STATED TASK
Quote every entry word for word.

STORED ROWS
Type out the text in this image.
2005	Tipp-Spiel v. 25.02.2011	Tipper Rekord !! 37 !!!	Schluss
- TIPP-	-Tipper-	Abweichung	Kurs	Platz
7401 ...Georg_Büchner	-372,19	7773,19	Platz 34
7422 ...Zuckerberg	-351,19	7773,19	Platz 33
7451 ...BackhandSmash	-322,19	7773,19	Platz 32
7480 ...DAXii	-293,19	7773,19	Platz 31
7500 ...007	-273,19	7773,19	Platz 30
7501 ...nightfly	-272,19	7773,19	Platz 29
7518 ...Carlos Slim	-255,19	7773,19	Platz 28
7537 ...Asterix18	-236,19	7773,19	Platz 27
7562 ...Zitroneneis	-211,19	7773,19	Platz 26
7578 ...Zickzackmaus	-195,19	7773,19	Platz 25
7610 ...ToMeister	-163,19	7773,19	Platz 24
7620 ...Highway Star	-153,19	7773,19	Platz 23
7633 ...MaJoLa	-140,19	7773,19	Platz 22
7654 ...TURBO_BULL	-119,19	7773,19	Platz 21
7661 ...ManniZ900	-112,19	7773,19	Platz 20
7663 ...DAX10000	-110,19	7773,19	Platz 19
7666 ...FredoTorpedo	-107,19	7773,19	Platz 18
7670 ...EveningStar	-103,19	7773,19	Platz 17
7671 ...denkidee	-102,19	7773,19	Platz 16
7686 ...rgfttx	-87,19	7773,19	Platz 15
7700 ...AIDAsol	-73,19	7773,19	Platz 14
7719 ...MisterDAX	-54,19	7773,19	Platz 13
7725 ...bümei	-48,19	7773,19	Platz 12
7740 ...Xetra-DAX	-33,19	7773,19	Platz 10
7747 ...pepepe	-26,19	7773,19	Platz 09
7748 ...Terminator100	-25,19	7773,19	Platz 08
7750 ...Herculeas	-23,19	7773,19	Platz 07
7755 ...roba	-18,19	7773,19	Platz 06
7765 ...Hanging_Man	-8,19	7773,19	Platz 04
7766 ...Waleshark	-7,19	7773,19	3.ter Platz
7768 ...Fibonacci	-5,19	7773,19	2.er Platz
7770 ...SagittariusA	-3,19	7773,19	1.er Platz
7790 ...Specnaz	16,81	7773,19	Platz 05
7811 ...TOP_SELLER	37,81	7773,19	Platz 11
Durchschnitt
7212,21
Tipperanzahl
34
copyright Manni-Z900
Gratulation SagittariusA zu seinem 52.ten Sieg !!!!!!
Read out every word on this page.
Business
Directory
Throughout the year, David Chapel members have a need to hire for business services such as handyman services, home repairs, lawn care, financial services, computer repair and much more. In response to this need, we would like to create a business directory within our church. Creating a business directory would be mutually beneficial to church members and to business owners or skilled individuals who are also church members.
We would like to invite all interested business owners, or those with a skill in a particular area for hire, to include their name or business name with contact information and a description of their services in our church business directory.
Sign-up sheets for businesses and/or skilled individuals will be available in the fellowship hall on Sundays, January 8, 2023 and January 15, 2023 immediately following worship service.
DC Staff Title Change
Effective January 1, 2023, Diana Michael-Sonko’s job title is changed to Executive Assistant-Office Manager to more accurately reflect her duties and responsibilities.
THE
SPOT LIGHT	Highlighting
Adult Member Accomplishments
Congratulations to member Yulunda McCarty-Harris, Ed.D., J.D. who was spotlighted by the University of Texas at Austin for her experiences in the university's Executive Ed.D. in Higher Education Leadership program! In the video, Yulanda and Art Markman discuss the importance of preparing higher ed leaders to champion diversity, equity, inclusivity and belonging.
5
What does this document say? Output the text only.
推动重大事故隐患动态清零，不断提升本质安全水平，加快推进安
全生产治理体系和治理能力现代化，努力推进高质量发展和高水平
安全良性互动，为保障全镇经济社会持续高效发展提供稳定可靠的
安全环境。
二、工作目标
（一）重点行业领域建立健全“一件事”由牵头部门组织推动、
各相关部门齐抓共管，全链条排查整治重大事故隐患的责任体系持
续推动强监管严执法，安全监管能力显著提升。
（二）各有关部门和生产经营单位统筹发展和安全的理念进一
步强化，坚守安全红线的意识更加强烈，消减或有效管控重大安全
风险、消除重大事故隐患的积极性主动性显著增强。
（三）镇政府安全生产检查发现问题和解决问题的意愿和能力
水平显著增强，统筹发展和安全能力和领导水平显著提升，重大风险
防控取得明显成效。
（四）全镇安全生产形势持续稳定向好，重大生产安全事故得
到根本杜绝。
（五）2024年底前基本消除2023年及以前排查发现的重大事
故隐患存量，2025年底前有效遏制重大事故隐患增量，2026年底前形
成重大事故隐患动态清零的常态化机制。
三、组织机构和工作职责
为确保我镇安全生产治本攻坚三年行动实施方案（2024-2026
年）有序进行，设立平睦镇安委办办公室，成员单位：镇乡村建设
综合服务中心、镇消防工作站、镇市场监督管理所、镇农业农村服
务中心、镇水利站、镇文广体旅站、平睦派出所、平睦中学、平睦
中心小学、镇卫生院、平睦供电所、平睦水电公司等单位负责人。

ANSWER TO THE EXERCISE
Type out the text in this image.
2005	Tipp-Spiel v. 25.02.2011	Tipper Rekord !! 37 !!!	Schluss
- TIPP-	-Tipper-	Abweichung	Kurs	Platz
7401 ...Georg_Büchner	-372,19	7773,19	Platz 34
7422 ...Zuckerberg	-351,19	7773,19	Platz 33
7451 ...BackhandSmash	-322,19	7773,19	Platz 32
7480 ...DAXii	-293,19	7773,19	Platz 31
7500 ...007	-273,19	7773,19	Platz 30
7501 ...nightfly	-272,19	7773,19	Platz 29
7518 ...Carlos Slim	-255,19	7773,19	Platz 28
7537 ...Asterix18	-236,19	7773,19	Platz 27
7562 ...Zitroneneis	-211,19	7773,19	Platz 26
7578 ...Zickzackmaus	-195,19	7773,19	Platz 25
7610 ...ToMeister	-163,19	7773,19	Platz 24
7620 ...Highway Star	-153,19	7773,19	Platz 23
7633 ...MaJoLa	-140,19	7773,19	Platz 22
7654 ...TURBO_BULL	-119,19	7773,19	Platz 21
7661 ...ManniZ900	-112,19	7773,19	Platz 20
7663 ...DAX10000	-110,19	7773,19	Platz 19
7666 ...FredoTorpedo	-107,19	7773,19	Platz 18
7670 ...EveningStar	-103,19	7773,19	Platz 17
7671 ...denkidee	-102,19	7773,19	Platz 16
7686 ...rgfttx	-87,19	7773,19	Platz 15
7700 ...AIDAsol	-73,19	7773,19	Platz 14
7719 ...MisterDAX	-54,19	7773,19	Platz 13
7725 ...bümei	-48,19	7773,19	Platz 12
7740 ...Xetra-DAX	-33,19	7773,19	Platz 10
7747 ...pepepe	-26,19	7773,19	Platz 09
7748 ...Terminator100	-25,19	7773,19	Platz 08
7750 ...Herculeas	-23,19	7773,19	Platz 07
7755 ...roba	-18,19	7773,19	Platz 06
7765 ...Hanging_Man	-8,19	7773,19	Platz 04
7766 ...Waleshark	-7,19	7773,19	3.ter Platz
7768 ...Fibonacci	-5,19	7773,19	2.er Platz
7770 ...SagittariusA	-3,19	7773,19	1.er Platz
7790 ...Specnaz	16,81	7773,19	Platz 05
7811 ...TOP_SELLER	37,81	7773,19	Platz 11
Durchschnitt
7212,21
Tipperanzahl
34
copyright Manni-Z900
Gratulation SagittariusA zu seinem 52.ten Sieg !!!!!!
Read out every word on this page.
Business
Directory
Throughout the year, David Chapel members have a need to hire for business services such as handyman services, home repairs, lawn care, financial services, computer repair and much more. In response to this need, we would like to create a business directory within our church. Creating a business directory would be mutually beneficial to church members and to business owners or skilled individuals who are also church members.
We would like to invite all interested business owners, or those with a skill in a particular area for hire, to include their name or business name with contact information and a description of their services in our church business directory.
Sign-up sheets for businesses and/or skilled individuals will be available in the fellowship hall on Sundays, January 8, 2023 and January 15, 2023 immediately following worship service.
DC Staff Title Change
Effective January 1, 2023, Diana Michael-Sonko’s job title is changed to Executive Assistant-Office Manager to more accurately reflect her duties and responsibilities.
THE
SPOT LIGHT	Highlighting
Adult Member Accomplishments
Congratulations to member Yulunda McCarty-Harris, Ed.D., J.D. who was spotlighted by the University of Texas at Austin for her experiences in the university's Executive Ed.D. in Higher Education Leadership program! In the video, Yulanda and Art Markman discuss the importance of preparing higher ed leaders to champion diversity, equity, inclusivity and belonging.
5
What does this document say? Output the text only.
推动重大事故隐患动态清零，不断提升本质安全水平，加快推进安
全生产治理体系和治理能力现代化，努力推进高质量发展和高水平
安全良性互动，为保障全镇经济社会持续高效发展提供稳定可靠的
安全环境。
二、工作目标
（一）重点行业领域建立健全“一件事”由牵头部门组织推动、
各相关部门齐抓共管，全链条排查整治重大事故隐患的责任体系持
续推动强监管严执法，安全监管能力显著提升。
（二）各有关部门和生产经营单位统筹发展和安全的理念进一
步强化，坚守安全红线的意识更加强烈，消减或有效管控重大安全
风险、消除重大事故隐患的积极性主动性显著增强。
（三）镇政府安全生产检查发现问题和解决问题的意愿和能力
水平显著增强，统筹发展和安全能力和领导水平显著提升，重大风险
防控取得明显成效。
（四）全镇安全生产形势持续稳定向好，重大生产安全事故得
到根本杜绝。
（五）2024年底前基本消除2023年及以前排查发现的重大事
故隐患存量，2025年底前有效遏制重大事故隐患增量，2026年底前形
成重大事故隐患动态清零的常态化机制。
三、组织机构和工作职责
为确保我镇安全生产治本攻坚三年行动实施方案（2024-2026
年）有序进行，设立平睦镇安委办办公室，成员单位：镇乡村建设
综合服务中心、镇消防工作站、镇市场监督管理所、镇农业农村服
务中心、镇水利站、镇文广体旅站、平睦派出所、平睦中学、平睦
中心小学、镇卫生院、平睦供电所、平睦水电公司等单位负责人。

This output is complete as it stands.